(Directions for this task): Render the following material again verbatim, leaving nothing out.

(Recorded data):

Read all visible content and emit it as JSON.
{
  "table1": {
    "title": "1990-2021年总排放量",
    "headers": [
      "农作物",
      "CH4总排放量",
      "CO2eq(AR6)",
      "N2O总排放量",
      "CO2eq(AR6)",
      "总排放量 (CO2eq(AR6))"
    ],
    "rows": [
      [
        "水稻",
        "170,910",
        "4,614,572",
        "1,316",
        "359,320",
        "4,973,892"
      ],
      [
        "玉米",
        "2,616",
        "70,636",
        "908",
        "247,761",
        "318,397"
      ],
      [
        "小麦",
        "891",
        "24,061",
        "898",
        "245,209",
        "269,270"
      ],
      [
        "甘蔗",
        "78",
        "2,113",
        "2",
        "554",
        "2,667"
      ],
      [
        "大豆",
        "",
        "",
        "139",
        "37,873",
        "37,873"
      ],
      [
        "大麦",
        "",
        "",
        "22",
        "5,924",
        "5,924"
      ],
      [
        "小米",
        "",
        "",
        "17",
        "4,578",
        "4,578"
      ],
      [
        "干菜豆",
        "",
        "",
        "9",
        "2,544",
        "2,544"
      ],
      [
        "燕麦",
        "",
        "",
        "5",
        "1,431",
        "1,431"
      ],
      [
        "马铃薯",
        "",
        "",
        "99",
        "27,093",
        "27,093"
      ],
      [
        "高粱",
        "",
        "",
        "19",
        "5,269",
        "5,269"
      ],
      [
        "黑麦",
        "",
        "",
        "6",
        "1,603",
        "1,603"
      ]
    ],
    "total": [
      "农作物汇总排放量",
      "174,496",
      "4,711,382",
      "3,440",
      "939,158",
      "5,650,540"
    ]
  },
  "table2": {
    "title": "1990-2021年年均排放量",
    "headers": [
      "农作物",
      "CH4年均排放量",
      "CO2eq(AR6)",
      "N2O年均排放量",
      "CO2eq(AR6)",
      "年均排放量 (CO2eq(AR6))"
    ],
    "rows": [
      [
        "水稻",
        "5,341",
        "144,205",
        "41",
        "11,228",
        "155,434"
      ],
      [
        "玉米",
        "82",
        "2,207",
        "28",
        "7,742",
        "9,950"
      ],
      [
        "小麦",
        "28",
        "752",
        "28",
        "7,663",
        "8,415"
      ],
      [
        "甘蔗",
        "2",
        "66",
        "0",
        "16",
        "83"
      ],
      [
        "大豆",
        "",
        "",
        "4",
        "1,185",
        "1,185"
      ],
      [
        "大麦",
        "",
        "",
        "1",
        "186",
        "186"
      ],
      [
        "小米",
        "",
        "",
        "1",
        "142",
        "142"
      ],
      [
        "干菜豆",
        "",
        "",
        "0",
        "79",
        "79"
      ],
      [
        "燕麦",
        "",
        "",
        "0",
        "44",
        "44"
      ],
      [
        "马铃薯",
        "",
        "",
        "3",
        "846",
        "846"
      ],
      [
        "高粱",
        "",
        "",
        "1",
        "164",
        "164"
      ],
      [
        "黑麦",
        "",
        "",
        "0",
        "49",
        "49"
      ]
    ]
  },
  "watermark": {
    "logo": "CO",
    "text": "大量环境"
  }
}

(Exercise solution):
Read all visible content and emit it as JSON.
{
  "table1": {
    "title": "1990-2021年总排放量",
    "headers": [
      "农作物",
      "CH4总排放量",
      "CO2eq(AR6)",
      "N2O总排放量",
      "CO2eq(AR6)",
      "总排放量 (CO2eq(AR6))"
    ],
    "rows": [
      [
        "水稻",
        "170,910",
        "4,614,572",
        "1,316",
        "359,320",
        "4,973,892"
      ],
      [
        "玉米",
        "2,616",
        "70,636",
        "908",
        "247,761",
        "318,397"
      ],
      [
        "小麦",
        "891",
        "24,061",
        "898",
        "245,209",
        "269,270"
      ],
      [
        "甘蔗",
        "78",
        "2,113",
        "2",
        "554",
        "2,667"
      ],
      [
        "大豆",
        "",
        "",
        "139",
        "37,873",
        "37,873"
      ],
      [
        "大麦",
        "",
        "",
        "22",
        "5,924",
        "5,924"
      ],
      [
        "小米",
        "",
        "",
        "17",
        "4,578",
        "4,578"
      ],
      [
        "干菜豆",
        "",
        "",
        "9",
        "2,544",
        "2,544"
      ],
      [
        "燕麦",
        "",
        "",
        "5",
        "1,431",
        "1,431"
      ],
      [
        "马铃薯",
        "",
        "",
        "99",
        "27,093",
        "27,093"
      ],
      [
        "高粱",
        "",
        "",
        "19",
        "5,269",
        "5,269"
      ],
      [
        "黑麦",
        "",
        "",
        "6",
        "1,603",
        "1,603"
      ]
    ],
    "total": [
      "农作物汇总排放量",
      "174,496",
      "4,711,382",
      "3,440",
      "939,158",
      "5,650,540"
    ]
  },
  "table2": {
    "title": "1990-2021年年均排放量",
    "headers": [
      "农作物",
      "CH4年均排放量",
      "CO2eq(AR6)",
      "N2O年均排放量",
      "CO2eq(AR6)",
      "年均排放量 (CO2eq(AR6))"
    ],
    "rows": [
      [
        "水稻",
        "5,341",
        "144,205",
        "41",
        "11,228",
        "155,434"
      ],
      [
        "玉米",
        "82",
        "2,207",
        "28",
        "7,742",
        "9,950"
      ],
      [
        "小麦",
        "28",
        "752",
        "28",
        "7,663",
        "8,415"
      ],
      [
        "甘蔗",
        "2",
        "66",
        "0",
        "16",
        "83"
      ],
      [
        "大豆",
        "",
        "",
        "4",
        "1,185",
        "1,185"
      ],
      [
        "大麦",
        "",
        "",
        "1",
        "186",
        "186"
      ],
      [
        "小米",
        "",
        "",
        "1",
        "142",
        "142"
      ],
      [
        "干菜豆",
        "",
        "",
        "0",
        "79",
        "79"
      ],
      [
        "燕麦",
        "",
        "",
        "0",
        "44",
        "44"
      ],
      [
        "马铃薯",
        "",
        "",
        "3",
        "846",
        "846"
      ],
      [
        "高粱",
        "",
        "",
        "1",
        "164",
        "164"
      ],
      [
        "黑麦",
        "",
        "",
        "0",
        "49",
        "49"
      ]
    ]
  },
  "watermark": {
    "logo": "CO",
    "text": "大量环境"
  }
}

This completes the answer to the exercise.